--- Supplied information ---
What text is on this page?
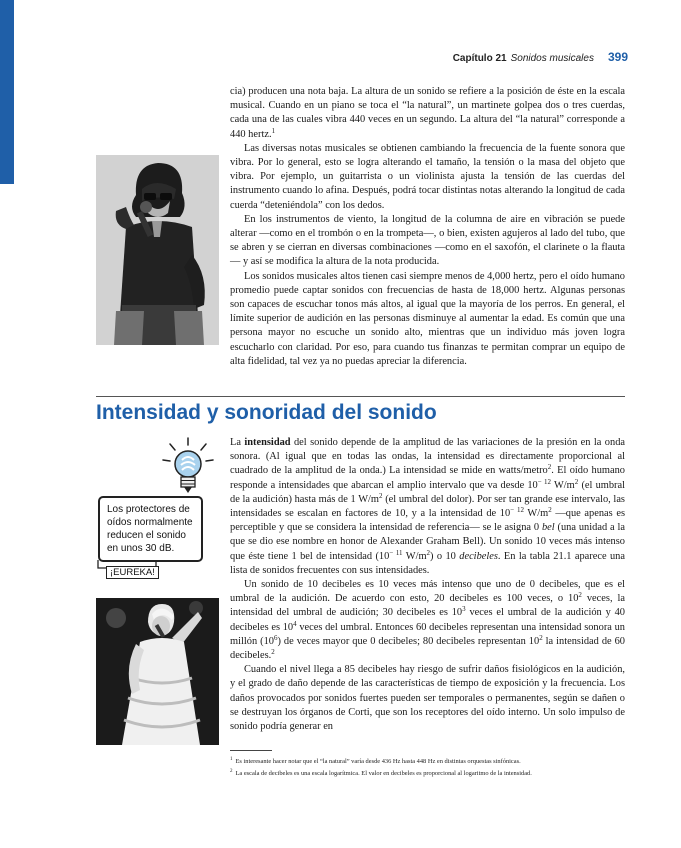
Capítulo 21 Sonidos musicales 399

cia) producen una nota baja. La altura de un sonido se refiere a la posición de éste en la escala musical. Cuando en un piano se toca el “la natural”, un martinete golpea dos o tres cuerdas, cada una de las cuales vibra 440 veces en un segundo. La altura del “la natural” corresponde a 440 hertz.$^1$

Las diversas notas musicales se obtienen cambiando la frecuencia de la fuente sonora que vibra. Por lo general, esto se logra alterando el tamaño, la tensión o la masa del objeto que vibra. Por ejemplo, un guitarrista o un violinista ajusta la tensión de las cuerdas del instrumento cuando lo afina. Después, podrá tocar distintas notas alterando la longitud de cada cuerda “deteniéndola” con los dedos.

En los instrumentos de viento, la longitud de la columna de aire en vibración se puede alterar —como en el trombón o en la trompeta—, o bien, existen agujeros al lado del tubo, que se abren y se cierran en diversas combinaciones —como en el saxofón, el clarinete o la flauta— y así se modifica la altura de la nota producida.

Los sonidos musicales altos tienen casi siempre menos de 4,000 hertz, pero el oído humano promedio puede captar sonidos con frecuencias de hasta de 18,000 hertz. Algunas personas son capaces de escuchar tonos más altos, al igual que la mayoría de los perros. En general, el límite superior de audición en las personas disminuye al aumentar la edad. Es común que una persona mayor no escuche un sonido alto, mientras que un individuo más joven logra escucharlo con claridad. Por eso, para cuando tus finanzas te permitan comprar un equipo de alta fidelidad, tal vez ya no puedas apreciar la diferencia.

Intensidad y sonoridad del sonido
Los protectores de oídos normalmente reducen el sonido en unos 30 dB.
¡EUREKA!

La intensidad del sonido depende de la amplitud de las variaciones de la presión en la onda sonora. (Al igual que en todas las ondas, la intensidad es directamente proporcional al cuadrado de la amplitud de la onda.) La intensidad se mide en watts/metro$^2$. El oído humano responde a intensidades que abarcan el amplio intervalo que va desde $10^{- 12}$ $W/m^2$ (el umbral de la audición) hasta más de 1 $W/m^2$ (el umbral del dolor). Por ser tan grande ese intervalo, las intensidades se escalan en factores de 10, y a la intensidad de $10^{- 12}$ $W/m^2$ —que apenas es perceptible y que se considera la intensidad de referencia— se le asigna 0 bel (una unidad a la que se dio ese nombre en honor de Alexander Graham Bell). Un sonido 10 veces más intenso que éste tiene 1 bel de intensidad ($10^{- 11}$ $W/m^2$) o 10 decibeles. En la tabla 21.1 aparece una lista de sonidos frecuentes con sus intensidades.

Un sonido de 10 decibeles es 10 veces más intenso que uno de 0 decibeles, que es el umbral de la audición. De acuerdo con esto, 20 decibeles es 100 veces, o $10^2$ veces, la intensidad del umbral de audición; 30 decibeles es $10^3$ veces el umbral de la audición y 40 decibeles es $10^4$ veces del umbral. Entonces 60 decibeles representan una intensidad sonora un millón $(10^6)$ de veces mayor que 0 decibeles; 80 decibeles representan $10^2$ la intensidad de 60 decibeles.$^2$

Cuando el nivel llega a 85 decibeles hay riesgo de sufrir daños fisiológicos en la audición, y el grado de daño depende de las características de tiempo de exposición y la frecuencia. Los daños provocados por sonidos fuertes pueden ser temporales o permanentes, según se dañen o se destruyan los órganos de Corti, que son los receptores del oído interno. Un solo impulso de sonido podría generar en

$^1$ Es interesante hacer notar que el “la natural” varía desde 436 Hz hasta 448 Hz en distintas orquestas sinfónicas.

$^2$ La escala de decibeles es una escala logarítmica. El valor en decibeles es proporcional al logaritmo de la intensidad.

--- Description of the task ---
Leave out the pictures and print every line of the data exactly.

--- The result ---
What text is on this page?
Capítulo 21 Sonidos musicales 399

cia) producen una nota baja. La altura de un sonido se refiere a la posición de éste en la escala musical. Cuando en un piano se toca el “la natural”, un martinete golpea dos o tres cuerdas, cada una de las cuales vibra 440 veces en un segundo. La altura del “la natural” corresponde a 440 hertz.$^1$

Las diversas notas musicales se obtienen cambiando la frecuencia de la fuente sonora que vibra. Por lo general, esto se logra alterando el tamaño, la tensión o la masa del objeto que vibra. Por ejemplo, un guitarrista o un violinista ajusta la tensión de las cuerdas del instrumento cuando lo afina. Después, podrá tocar distintas notas alterando la longitud de cada cuerda “deteniéndola” con los dedos.

En los instrumentos de viento, la longitud de la columna de aire en vibración se puede alterar —como en el trombón o en la trompeta—, o bien, existen agujeros al lado del tubo, que se abren y se cierran en diversas combinaciones —como en el saxofón, el clarinete o la flauta— y así se modifica la altura de la nota producida.

Los sonidos musicales altos tienen casi siempre menos de 4,000 hertz, pero el oído humano promedio puede captar sonidos con frecuencias de hasta de 18,000 hertz. Algunas personas son capaces de escuchar tonos más altos, al igual que la mayoría de los perros. En general, el límite superior de audición en las personas disminuye al aumentar la edad. Es común que una persona mayor no escuche un sonido alto, mientras que un individuo más joven logra escucharlo con claridad. Por eso, para cuando tus finanzas te permitan comprar un equipo de alta fidelidad, tal vez ya no puedas apreciar la diferencia.

Intensidad y sonoridad del sonido
Los protectores de oídos normalmente reducen el sonido en unos 30 dB.
¡EUREKA!

La intensidad del sonido depende de la amplitud de las variaciones de la presión en la onda sonora. (Al igual que en todas las ondas, la intensidad es directamente proporcional al cuadrado de la amplitud de la onda.) La intensidad se mide en watts/metro$^2$. El oído humano responde a intensidades que abarcan el amplio intervalo que va desde $10^{- 12}$ $W/m^2$ (el umbral de la audición) hasta más de 1 $W/m^2$ (el umbral del dolor). Por ser tan grande ese intervalo, las intensidades se escalan en factores de 10, y a la intensidad de $10^{- 12}$ $W/m^2$ —que apenas es perceptible y que se considera la intensidad de referencia— se le asigna 0 bel (una unidad a la que se dio ese nombre en honor de Alexander Graham Bell). Un sonido 10 veces más intenso que éste tiene 1 bel de intensidad ($10^{- 11}$ $W/m^2$) o 10 decibeles. En la tabla 21.1 aparece una lista de sonidos frecuentes con sus intensidades.

Un sonido de 10 decibeles es 10 veces más intenso que uno de 0 decibeles, que es el umbral de la audición. De acuerdo con esto, 20 decibeles es 100 veces, o $10^2$ veces, la intensidad del umbral de audición; 30 decibeles es $10^3$ veces el umbral de la audición y 40 decibeles es $10^4$ veces del umbral. Entonces 60 decibeles representan una intensidad sonora un millón $(10^6)$ de veces mayor que 0 decibeles; 80 decibeles representan $10^2$ la intensidad de 60 decibeles.$^2$

Cuando el nivel llega a 85 decibeles hay riesgo de sufrir daños fisiológicos en la audición, y el grado de daño depende de las características de tiempo de exposición y la frecuencia. Los daños provocados por sonidos fuertes pueden ser temporales o permanentes, según se dañen o se destruyan los órganos de Corti, que son los receptores del oído interno. Un solo impulso de sonido podría generar en

$^1$ Es interesante hacer notar que el “la natural” varía desde 436 Hz hasta 448 Hz en distintas orquestas sinfónicas.

$^2$ La escala de decibeles es una escala logarítmica. El valor en decibeles es proporcional al logaritmo de la intensidad.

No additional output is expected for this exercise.